All the data should come back exactly as it was given.

-- Record excerpts start --

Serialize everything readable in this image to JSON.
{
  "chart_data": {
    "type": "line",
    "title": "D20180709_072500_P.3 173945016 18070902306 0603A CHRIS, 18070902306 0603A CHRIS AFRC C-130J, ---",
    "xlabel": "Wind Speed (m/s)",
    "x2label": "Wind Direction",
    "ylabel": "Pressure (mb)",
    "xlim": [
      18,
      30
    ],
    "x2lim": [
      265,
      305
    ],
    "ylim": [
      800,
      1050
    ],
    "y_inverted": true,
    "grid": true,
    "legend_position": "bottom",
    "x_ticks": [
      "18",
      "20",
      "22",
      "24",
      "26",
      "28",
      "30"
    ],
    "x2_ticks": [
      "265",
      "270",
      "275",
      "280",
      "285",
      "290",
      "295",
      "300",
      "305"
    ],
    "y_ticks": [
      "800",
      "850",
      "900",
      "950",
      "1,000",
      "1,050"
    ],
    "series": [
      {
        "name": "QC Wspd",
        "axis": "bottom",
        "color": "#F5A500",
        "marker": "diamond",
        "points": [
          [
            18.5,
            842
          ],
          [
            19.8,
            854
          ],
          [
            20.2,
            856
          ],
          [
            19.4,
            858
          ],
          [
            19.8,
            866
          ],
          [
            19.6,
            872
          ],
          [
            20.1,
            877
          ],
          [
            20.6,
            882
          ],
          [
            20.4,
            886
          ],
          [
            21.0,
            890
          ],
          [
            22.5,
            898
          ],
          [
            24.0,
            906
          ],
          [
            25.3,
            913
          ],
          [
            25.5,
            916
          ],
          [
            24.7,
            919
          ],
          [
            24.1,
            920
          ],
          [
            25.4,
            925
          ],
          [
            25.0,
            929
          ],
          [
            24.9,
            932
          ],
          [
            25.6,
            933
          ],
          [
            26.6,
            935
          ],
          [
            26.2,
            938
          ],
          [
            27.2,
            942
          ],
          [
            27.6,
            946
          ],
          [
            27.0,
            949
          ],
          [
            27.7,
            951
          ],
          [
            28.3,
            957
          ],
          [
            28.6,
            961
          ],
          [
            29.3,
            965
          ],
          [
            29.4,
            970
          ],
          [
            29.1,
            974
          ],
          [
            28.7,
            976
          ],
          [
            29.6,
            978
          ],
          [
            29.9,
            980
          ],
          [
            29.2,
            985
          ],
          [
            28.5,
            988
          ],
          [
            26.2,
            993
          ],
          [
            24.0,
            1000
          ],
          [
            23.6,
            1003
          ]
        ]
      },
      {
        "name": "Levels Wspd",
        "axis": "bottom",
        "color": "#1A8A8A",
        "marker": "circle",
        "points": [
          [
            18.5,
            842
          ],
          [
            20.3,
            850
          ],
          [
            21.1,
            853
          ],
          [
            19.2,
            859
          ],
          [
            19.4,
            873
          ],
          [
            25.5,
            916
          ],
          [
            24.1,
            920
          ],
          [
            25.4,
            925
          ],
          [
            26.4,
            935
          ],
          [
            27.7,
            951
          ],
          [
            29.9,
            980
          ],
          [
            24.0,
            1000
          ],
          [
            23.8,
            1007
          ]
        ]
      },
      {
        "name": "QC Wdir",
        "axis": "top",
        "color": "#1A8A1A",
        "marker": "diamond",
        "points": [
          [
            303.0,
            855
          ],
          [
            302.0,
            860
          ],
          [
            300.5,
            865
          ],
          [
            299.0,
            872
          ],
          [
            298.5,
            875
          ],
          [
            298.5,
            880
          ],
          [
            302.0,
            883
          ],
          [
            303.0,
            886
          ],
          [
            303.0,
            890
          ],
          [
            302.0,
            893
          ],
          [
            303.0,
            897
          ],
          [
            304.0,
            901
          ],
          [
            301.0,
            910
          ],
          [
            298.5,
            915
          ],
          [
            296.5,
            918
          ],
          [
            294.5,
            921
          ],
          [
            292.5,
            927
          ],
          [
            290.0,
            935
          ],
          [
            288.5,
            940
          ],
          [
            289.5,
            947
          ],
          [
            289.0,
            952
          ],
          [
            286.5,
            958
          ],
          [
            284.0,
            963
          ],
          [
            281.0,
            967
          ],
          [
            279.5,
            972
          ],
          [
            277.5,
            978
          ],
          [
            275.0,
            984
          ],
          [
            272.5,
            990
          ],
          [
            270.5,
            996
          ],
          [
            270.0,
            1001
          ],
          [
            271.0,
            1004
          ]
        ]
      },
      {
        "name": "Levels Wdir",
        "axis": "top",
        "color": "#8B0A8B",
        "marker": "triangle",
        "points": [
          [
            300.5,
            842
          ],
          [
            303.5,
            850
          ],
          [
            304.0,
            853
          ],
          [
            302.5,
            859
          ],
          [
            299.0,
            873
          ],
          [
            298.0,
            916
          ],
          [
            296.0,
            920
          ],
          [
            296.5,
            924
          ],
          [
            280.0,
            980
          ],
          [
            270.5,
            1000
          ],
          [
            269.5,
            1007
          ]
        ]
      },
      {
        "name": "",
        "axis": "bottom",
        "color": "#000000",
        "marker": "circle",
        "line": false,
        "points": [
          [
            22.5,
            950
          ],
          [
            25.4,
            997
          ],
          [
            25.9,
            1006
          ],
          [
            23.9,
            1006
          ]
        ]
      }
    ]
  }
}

-- Record excerpts end --

# Exercise answer
Serialize everything readable in this image to JSON.
{
  "chart_data": {
    "type": "line",
    "title": "D20180709_072500_P.3 173945016 18070902306 0603A CHRIS, 18070902306 0603A CHRIS AFRC C-130J, ---",
    "xlabel": "Wind Speed (m/s)",
    "x2label": "Wind Direction",
    "ylabel": "Pressure (mb)",
    "xlim": [
      18,
      30
    ],
    "x2lim": [
      265,
      305
    ],
    "ylim": [
      800,
      1050
    ],
    "y_inverted": true,
    "grid": true,
    "legend_position": "bottom",
    "x_ticks": [
      "18",
      "20",
      "22",
      "24",
      "26",
      "28",
      "30"
    ],
    "x2_ticks": [
      "265",
      "270",
      "275",
      "280",
      "285",
      "290",
      "295",
      "300",
      "305"
    ],
    "y_ticks": [
      "800",
      "850",
      "900",
      "950",
      "1,000",
      "1,050"
    ],
    "series": [
      {
        "name": "QC Wspd",
        "axis": "bottom",
        "color": "#F5A500",
        "marker": "diamond",
        "points": [
          [
            18.5,
            842
          ],
          [
            19.8,
            854
          ],
          [
            20.2,
            856
          ],
          [
            19.4,
            858
          ],
          [
            19.8,
            866
          ],
          [
            19.6,
            872
          ],
          [
            20.1,
            877
          ],
          [
            20.6,
            882
          ],
          [
            20.4,
            886
          ],
          [
            21.0,
            890
          ],
          [
            22.5,
            898
          ],
          [
            24.0,
            906
          ],
          [
            25.3,
            913
          ],
          [
            25.5,
            916
          ],
          [
            24.7,
            919
          ],
          [
            24.1,
            920
          ],
          [
            25.4,
            925
          ],
          [
            25.0,
            929
          ],
          [
            24.9,
            932
          ],
          [
            25.6,
            933
          ],
          [
            26.6,
            935
          ],
          [
            26.2,
            938
          ],
          [
            27.2,
            942
          ],
          [
            27.6,
            946
          ],
          [
            27.0,
            949
          ],
          [
            27.7,
            951
          ],
          [
            28.3,
            957
          ],
          [
            28.6,
            961
          ],
          [
            29.3,
            965
          ],
          [
            29.4,
            970
          ],
          [
            29.1,
            974
          ],
          [
            28.7,
            976
          ],
          [
            29.6,
            978
          ],
          [
            29.9,
            980
          ],
          [
            29.2,
            985
          ],
          [
            28.5,
            988
          ],
          [
            26.2,
            993
          ],
          [
            24.0,
            1000
          ],
          [
            23.6,
            1003
          ]
        ]
      },
      {
        "name": "Levels Wspd",
        "axis": "bottom",
        "color": "#1A8A8A",
        "marker": "circle",
        "points": [
          [
            18.5,
            842
          ],
          [
            20.3,
            850
          ],
          [
            21.1,
            853
          ],
          [
            19.2,
            859
          ],
          [
            19.4,
            873
          ],
          [
            25.5,
            916
          ],
          [
            24.1,
            920
          ],
          [
            25.4,
            925
          ],
          [
            26.4,
            935
          ],
          [
            27.7,
            951
          ],
          [
            29.9,
            980
          ],
          [
            24.0,
            1000
          ],
          [
            23.8,
            1007
          ]
        ]
      },
      {
        "name": "QC Wdir",
        "axis": "top",
        "color": "#1A8A1A",
        "marker": "diamond",
        "points": [
          [
            303.0,
            855
          ],
          [
            302.0,
            860
          ],
          [
            300.5,
            865
          ],
          [
            299.0,
            872
          ],
          [
            298.5,
            875
          ],
          [
            298.5,
            880
          ],
          [
            302.0,
            883
          ],
          [
            303.0,
            886
          ],
          [
            303.0,
            890
          ],
          [
            302.0,
            893
          ],
          [
            303.0,
            897
          ],
          [
            304.0,
            901
          ],
          [
            301.0,
            910
          ],
          [
            298.5,
            915
          ],
          [
            296.5,
            918
          ],
          [
            294.5,
            921
          ],
          [
            292.5,
            927
          ],
          [
            290.0,
            935
          ],
          [
            288.5,
            940
          ],
          [
            289.5,
            947
          ],
          [
            289.0,
            952
          ],
          [
            286.5,
            958
          ],
          [
            284.0,
            963
          ],
          [
            281.0,
            967
          ],
          [
            279.5,
            972
          ],
          [
            277.5,
            978
          ],
          [
            275.0,
            984
          ],
          [
            272.5,
            990
          ],
          [
            270.5,
            996
          ],
          [
            270.0,
            1001
          ],
          [
            271.0,
            1004
          ]
        ]
      },
      {
        "name": "Levels Wdir",
        "axis": "top",
        "color": "#8B0A8B",
        "marker": "triangle",
        "points": [
          [
            300.5,
            842
          ],
          [
            303.5,
            850
          ],
          [
            304.0,
            853
          ],
          [
            302.5,
            859
          ],
          [
            299.0,
            873
          ],
          [
            298.0,
            916
          ],
          [
            296.0,
            920
          ],
          [
            296.5,
            924
          ],
          [
            280.0,
            980
          ],
          [
            270.5,
            1000
          ],
          [
            269.5,
            1007
          ]
        ]
      },
      {
        "name": "",
        "axis": "bottom",
        "color": "#000000",
        "marker": "circle",
        "line": false,
        "points": [
          [
            22.5,
            950
          ],
          [
            25.4,
            997
          ],
          [
            25.9,
            1006
          ],
          [
            23.9,
            1006
          ]
        ]
      }
    ]
  }
}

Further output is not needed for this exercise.